* [TASK DETAILS]: Reproduce each record below exactly as written.

* [EXERCISE DATA]:
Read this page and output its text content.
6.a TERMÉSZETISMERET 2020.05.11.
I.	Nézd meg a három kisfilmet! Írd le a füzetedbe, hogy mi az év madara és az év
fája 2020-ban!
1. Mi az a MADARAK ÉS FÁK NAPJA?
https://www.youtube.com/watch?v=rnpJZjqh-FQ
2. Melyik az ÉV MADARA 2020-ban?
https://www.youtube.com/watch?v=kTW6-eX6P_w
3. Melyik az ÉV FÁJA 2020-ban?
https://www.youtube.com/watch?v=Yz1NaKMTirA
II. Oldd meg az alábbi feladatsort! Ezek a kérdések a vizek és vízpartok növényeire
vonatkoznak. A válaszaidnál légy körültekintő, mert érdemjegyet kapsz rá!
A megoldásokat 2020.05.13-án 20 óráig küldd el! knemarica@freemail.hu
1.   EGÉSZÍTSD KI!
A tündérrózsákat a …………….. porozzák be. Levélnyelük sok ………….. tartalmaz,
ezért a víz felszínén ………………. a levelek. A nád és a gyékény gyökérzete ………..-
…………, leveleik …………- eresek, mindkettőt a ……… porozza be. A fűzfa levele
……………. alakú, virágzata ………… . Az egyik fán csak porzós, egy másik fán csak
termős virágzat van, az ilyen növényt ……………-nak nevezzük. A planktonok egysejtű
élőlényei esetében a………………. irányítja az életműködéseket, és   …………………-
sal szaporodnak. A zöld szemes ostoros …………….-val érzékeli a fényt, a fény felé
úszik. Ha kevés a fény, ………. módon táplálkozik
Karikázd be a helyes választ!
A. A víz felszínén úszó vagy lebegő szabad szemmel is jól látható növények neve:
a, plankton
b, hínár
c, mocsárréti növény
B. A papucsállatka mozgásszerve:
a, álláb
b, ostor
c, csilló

* [THE ANSWER]:
Read this page and output its text content.
6.a TERMÉSZETISMERET 2020.05.11.
I.	Nézd meg a három kisfilmet! Írd le a füzetedbe, hogy mi az év madara és az év
fája 2020-ban!
1. Mi az a MADARAK ÉS FÁK NAPJA?
https://www.youtube.com/watch?v=rnpJZjqh-FQ
2. Melyik az ÉV MADARA 2020-ban?
https://www.youtube.com/watch?v=kTW6-eX6P_w
3. Melyik az ÉV FÁJA 2020-ban?
https://www.youtube.com/watch?v=Yz1NaKMTirA
II. Oldd meg az alábbi feladatsort! Ezek a kérdések a vizek és vízpartok növényeire
vonatkoznak. A válaszaidnál légy körültekintő, mert érdemjegyet kapsz rá!
A megoldásokat 2020.05.13-án 20 óráig küldd el! knemarica@freemail.hu
1.   EGÉSZÍTSD KI!
A tündérrózsákat a …………….. porozzák be. Levélnyelük sok ………….. tartalmaz,
ezért a víz felszínén ………………. a levelek. A nád és a gyékény gyökérzete ………..-
…………, leveleik …………- eresek, mindkettőt a ……… porozza be. A fűzfa levele
……………. alakú, virágzata ………… . Az egyik fán csak porzós, egy másik fán csak
termős virágzat van, az ilyen növényt ……………-nak nevezzük. A planktonok egysejtű
élőlényei esetében a………………. irányítja az életműködéseket, és   …………………-
sal szaporodnak. A zöld szemes ostoros …………….-val érzékeli a fényt, a fény felé
úszik. Ha kevés a fény, ………. módon táplálkozik
Karikázd be a helyes választ!
A. A víz felszínén úszó vagy lebegő szabad szemmel is jól látható növények neve:
a, plankton
b, hínár
c, mocsárréti növény
B. A papucsállatka mozgásszerve:
a, álláb
b, ostor
c, csilló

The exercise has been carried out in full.